▶ **Set problem**:
The entries below are to be transcribed in full, without their images.

▶ **Items**:
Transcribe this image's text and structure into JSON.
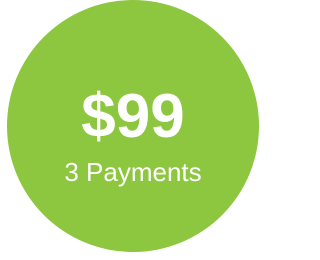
{
  "badge": {
    "price": "$99",
    "subtitle": "3 Payments",
    "colors": {
      "circle": "#8dc63f",
      "text": "#ffffff",
      "background": "#ffffff"
    }
  }
}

▶ **The solution**:
Transcribe this image's text and structure into JSON.
{
  "badge": {
    "price": "$99",
    "subtitle": "3 Payments",
    "colors": {
      "circle": "#8dc63f",
      "text": "#ffffff",
      "background": "#ffffff"
    }
  }
}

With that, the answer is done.